▶ **Aufgabe 1**
Gib aus den unten stehenden Zeilen den Abschnitt von der Zeile mit „676, 719, 712]“ bis einschließlich der Zeile mit „- row-label: Trousers Hips: [205, 676, 373, 712]“ noch einmal aus. Ändere dabei „Front Crotch“ zu „Vorderer Schritt“ und lass alles andere gleich.
● ● ● ●
Bundesstart 14.02.2019
Natürlich stellt sich selbstredend auch bei ALITA die Frage, ob man das Ausgangsmaterial kennen sollte, oder ein Film für sich alleine stehen muss, wenn man ihn objektiv betrachten will. Ideal ist natürlich ein gesunder Mittelweg, der beim unbedarften Zuschauer keine Fragen aufwirft oder offen lässt, und die lockere Einbindung von Elementen, an denen sich der Fan erfreuen kann. Bei ALITA: BATTLE ANGEL ist genau dies der Fall. Er bietet 122 Minuten Spektakel, mit ein klein wenig Tiefgang, verschont das Publikum mit endlosen Action-Sequenzen, so wie es die Werbung vorgab, sondern setzt diese sorgsam und nicht des Schauwertes willen über den Film verteilt. Und während das, mit Verlaub gesagt, anspruchslosere Samstag Abend-Publikum seinen Spaß hat, spürt man förmlich, das hinter der einen Szene oder dem anderen Dialog sich doch zarte Hinweise verbergen, die einem eingefleischten Fan der Vorlage gerecht werden. Irgendwie das Ideal eines solchen Filmes.
● ● ● ●
▶ **Aufgabe 2**
Wie viele Minuten Spektakel bietet der Film laut der Filmkritik zu ALITA: BATTLE ANGEL?

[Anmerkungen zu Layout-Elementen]
● ● ● ●
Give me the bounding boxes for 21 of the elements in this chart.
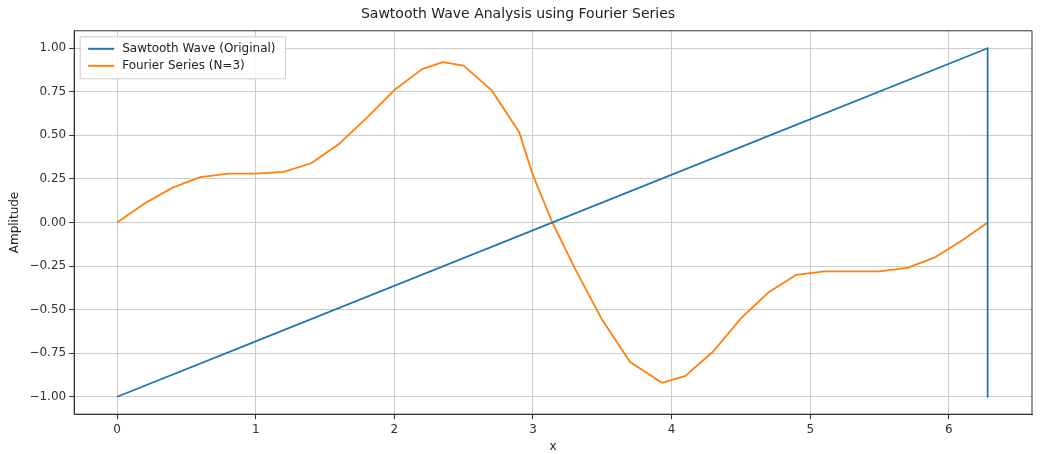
y-tick-label: −0.25 bbox=[29, 258, 67, 273]
y-tick-label: −0.75 bbox=[29, 345, 67, 360]
y-tick-label: 0.75 bbox=[39, 83, 67, 98]
y-tick-label: −1.00 bbox=[29, 388, 67, 403]
y-tick-label: 0.00 bbox=[39, 214, 67, 229]
y-tick-label: −0.50 bbox=[29, 301, 67, 316]
legend-label: Fourier Series (N=3) bbox=[122, 57, 245, 72]
y-tick-label: 0.50 bbox=[39, 127, 67, 142]
x-axis-title: x bbox=[549, 438, 557, 453]
x-tick-label: 1 bbox=[251, 421, 260, 436]
x-tick-label: 3 bbox=[529, 421, 537, 436]
chart-title: Sawtooth Wave Analysis using Fourier Series bbox=[360, 5, 676, 22]
x-tick-label: 2 bbox=[390, 421, 399, 436]
x-tick-label: 4 bbox=[667, 421, 676, 436]
y-tick-label: 0.25 bbox=[39, 171, 67, 186]
x-tick-label: 5 bbox=[806, 421, 815, 436]
y-axis-title: Amplitude bbox=[7, 191, 22, 254]
x-tick-label: 6 bbox=[945, 421, 953, 436]
legend-label: Sawtooth Wave (Original) bbox=[122, 40, 276, 55]
y-tick-label: 1.00 bbox=[39, 40, 67, 55]
x-tick-label: 0 bbox=[113, 421, 121, 436]
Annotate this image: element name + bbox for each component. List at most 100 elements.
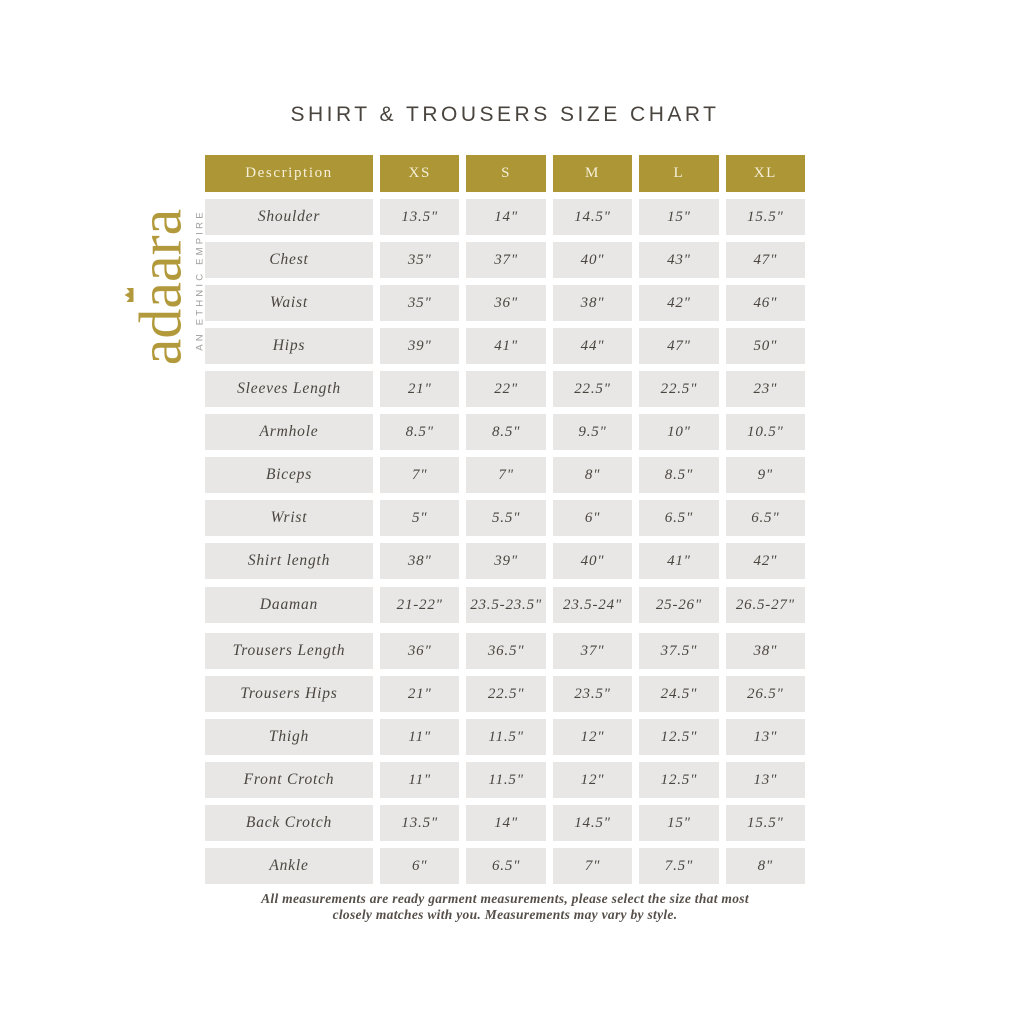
- size-value-cell: 24.5": [639, 676, 719, 712]
- size-value-cell: 22.5": [466, 676, 546, 712]
- size-value-cell: 26.5": [725, 676, 806, 712]
- size-value-cell: 8": [552, 457, 633, 493]
- size-value-cell: 21": [380, 371, 460, 407]
- size-value-cell: 8.5": [466, 414, 546, 450]
- size-value-cell: 15.5": [725, 805, 806, 841]
- size-value-cell: 23.5": [552, 676, 633, 712]
- size-value-cell: 11": [380, 762, 460, 798]
- size-value-cell: 11.5": [466, 762, 546, 798]
- size-value-cell: 38": [552, 285, 633, 321]
- row-label: Front Crotch: [205, 762, 373, 798]
- size-value-cell: 13.5": [380, 805, 460, 841]
- size-value-cell: 36": [466, 285, 546, 321]
- disclaimer-line-1: All measurements are ready garment measu…: [261, 891, 749, 906]
- size-value-cell: 39": [466, 543, 546, 579]
- header-cell-s: S: [466, 155, 546, 192]
- row-label: Trousers Hips: [205, 676, 373, 712]
- size-value-cell: 14": [466, 199, 546, 235]
- table-row: Sleeves Length 21" 22" 22.5" 22.5" 23": [205, 371, 806, 407]
- size-value-cell: 41": [466, 328, 546, 364]
- size-value-cell: 22": [466, 371, 546, 407]
- size-value-cell: 23.5-23.5": [466, 587, 546, 623]
- header-cell-description: Description: [205, 155, 373, 192]
- size-value-cell: 22.5": [552, 371, 633, 407]
- size-value-cell: 9.5": [552, 414, 633, 450]
- size-value-cell: 7": [466, 457, 546, 493]
- size-value-cell: 10.5": [725, 414, 806, 450]
- table-header-row: Description XS S M L XL: [205, 155, 806, 192]
- size-value-cell: 39": [380, 328, 460, 364]
- table-row: Shirt length 38" 39" 40" 41" 42": [205, 543, 806, 579]
- size-table-body: Shoulder 13.5" 14" 14.5" 15" 15.5" Chest…: [205, 199, 806, 884]
- size-value-cell: 21": [380, 676, 460, 712]
- table-row: Armhole 8.5" 8.5" 9.5" 10" 10.5": [205, 414, 806, 450]
- size-value-cell: 11": [380, 719, 460, 755]
- row-label: Thigh: [205, 719, 373, 755]
- size-value-cell: 25-26": [639, 587, 719, 623]
- row-label: Chest: [205, 242, 373, 278]
- size-value-cell: 23": [725, 371, 806, 407]
- size-value-cell: 42": [725, 543, 806, 579]
- size-value-cell: 37.5": [639, 633, 719, 669]
- size-value-cell: 22.5": [639, 371, 719, 407]
- row-label: Trousers Length: [205, 633, 373, 669]
- size-value-cell: 35": [380, 285, 460, 321]
- size-value-cell: 46": [725, 285, 806, 321]
- size-value-cell: 5.5": [466, 500, 546, 536]
- size-value-cell: 21-22": [380, 587, 460, 623]
- size-value-cell: 7": [380, 457, 460, 493]
- size-value-cell: 8": [725, 848, 806, 884]
- size-value-cell: 15": [639, 199, 719, 235]
- size-value-cell: 15.5": [725, 199, 806, 235]
- table-row: Shoulder 13.5" 14" 14.5" 15" 15.5": [205, 199, 806, 235]
- size-value-cell: 38": [380, 543, 460, 579]
- size-value-cell: 6.5": [725, 500, 806, 536]
- row-label: Wrist: [205, 500, 373, 536]
- size-value-cell: 42": [639, 285, 719, 321]
- header-cell-m: M: [552, 155, 633, 192]
- size-value-cell: 11.5": [466, 719, 546, 755]
- row-label: Armhole: [205, 414, 373, 450]
- size-value-cell: 6": [552, 500, 633, 536]
- size-value-cell: 36.5": [466, 633, 546, 669]
- row-label: Back Crotch: [205, 805, 373, 841]
- row-label: Shirt length: [205, 543, 373, 579]
- table-row: Waist 35" 36" 38" 42" 46": [205, 285, 806, 321]
- size-value-cell: 36": [380, 633, 460, 669]
- size-value-cell: 47": [639, 328, 719, 364]
- table-row: Chest 35" 37" 40" 43" 47": [205, 242, 806, 278]
- size-value-cell: 26.5-27": [725, 587, 806, 623]
- size-value-cell: 12": [552, 719, 633, 755]
- measurement-disclaimer: All measurements are ready garment measu…: [155, 891, 855, 923]
- size-value-cell: 8.5": [380, 414, 460, 450]
- size-value-cell: 41": [639, 543, 719, 579]
- size-value-cell: 7": [552, 848, 633, 884]
- table-row: Trousers Length 36" 36.5" 37" 37.5" 38": [205, 633, 806, 669]
- size-value-cell: 6.5": [466, 848, 546, 884]
- size-value-cell: 13": [725, 719, 806, 755]
- size-value-cell: 37": [466, 242, 546, 278]
- size-value-cell: 38": [725, 633, 806, 669]
- size-value-cell: 10": [639, 414, 719, 450]
- size-value-cell: 44": [552, 328, 633, 364]
- size-table: Description XS S M L XL Shoulder 13.5" 1…: [205, 155, 806, 884]
- size-value-cell: 8.5": [639, 457, 719, 493]
- size-value-cell: 40": [552, 543, 633, 579]
- size-value-cell: 43": [639, 242, 719, 278]
- header-cell-l: L: [639, 155, 719, 192]
- header-cell-xs: XS: [380, 155, 460, 192]
- size-value-cell: 40": [552, 242, 633, 278]
- disclaimer-line-2: closely matches with you. Measurements m…: [332, 906, 678, 922]
- size-value-cell: 6": [380, 848, 460, 884]
- row-label: Waist: [205, 285, 373, 321]
- size-value-cell: 6.5": [639, 500, 719, 536]
- brand-logo-inner: adaara AN ETHNIC EMPIRE: [124, 185, 206, 389]
- table-row: Hips 39" 41" 44" 47" 50": [205, 328, 806, 364]
- size-value-cell: 13.5": [380, 199, 460, 235]
- table-row: Front Crotch 11" 11.5" 12" 12.5" 13": [205, 762, 806, 798]
- table-row: Ankle 6" 6.5" 7" 7.5" 8": [205, 848, 806, 884]
- row-label: Ankle: [205, 848, 373, 884]
- size-value-cell: 15": [639, 805, 719, 841]
- size-value-cell: 50": [725, 328, 806, 364]
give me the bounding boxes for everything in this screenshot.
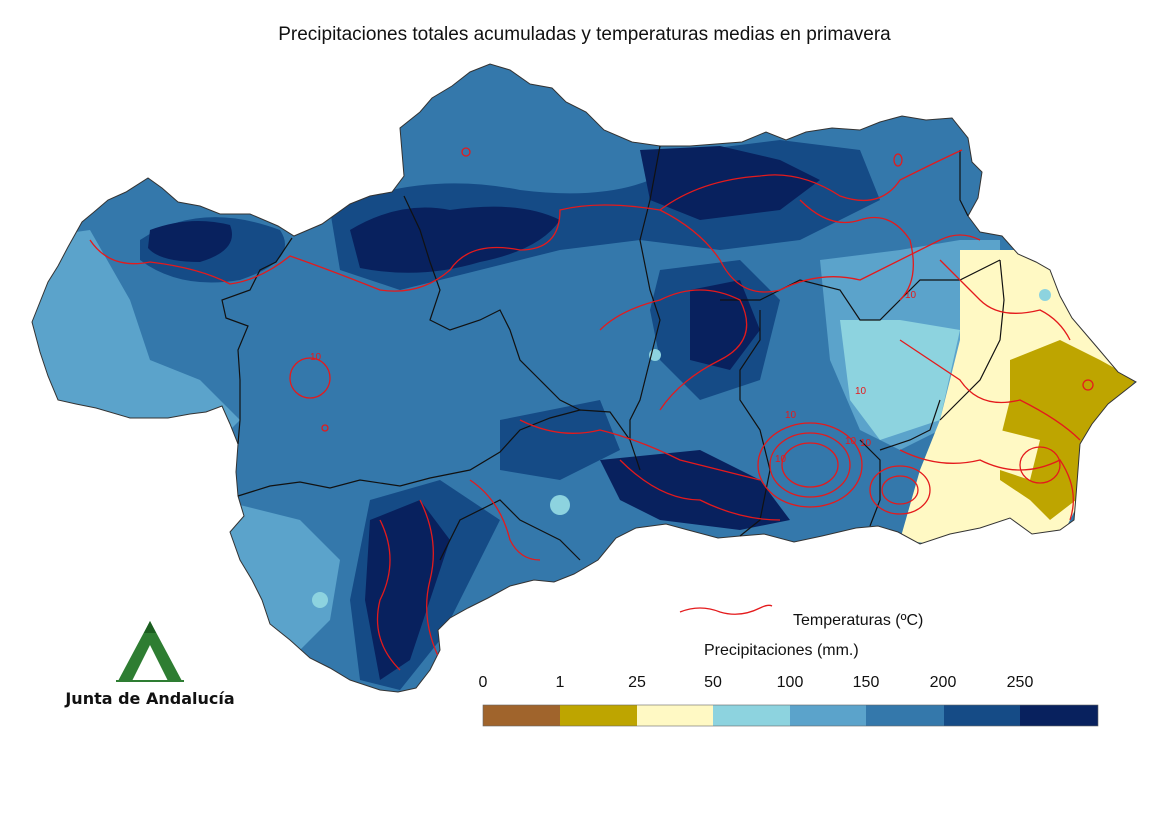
● ● ● ●
▶ **Lösung 1**
- size-value-cell: 24.5": [639, 676, 719, 712]
- size-value-cell: 22.5": [466, 676, 546, 712]
- size-value-cell: 26.5": [725, 676, 806, 712]
- size-value-cell: 8": [552, 457, 633, 493]
- size-value-cell: 21": [380, 371, 460, 407]
- size-value-cell: 8.5": [466, 414, 546, 450]
- size-value-cell: 15.5": [725, 805, 806, 841]
- size-value-cell: 23.5": [552, 676, 633, 712]
- size-value-cell: 11": [380, 762, 460, 798]
- size-value-cell: 11.5": [466, 762, 546, 798]
- size-value-cell: 38": [552, 285, 633, 321]
- row-label: Vorderer Schritt: [205, 762, 373, 798]
- size-value-cell: 13.5": [380, 805, 460, 841]
- size-value-cell: 36": [466, 285, 546, 321]
- disclaimer-line-1: All measurements are ready garment measu…: [261, 891, 749, 906]
- size-value-cell: 39": [466, 543, 546, 579]
- header-cell-s: S: [466, 155, 546, 192]
- row-label: Trousers Hips: [205, 676, 373, 712]

▶ **Lösung 2**
122 Minuten.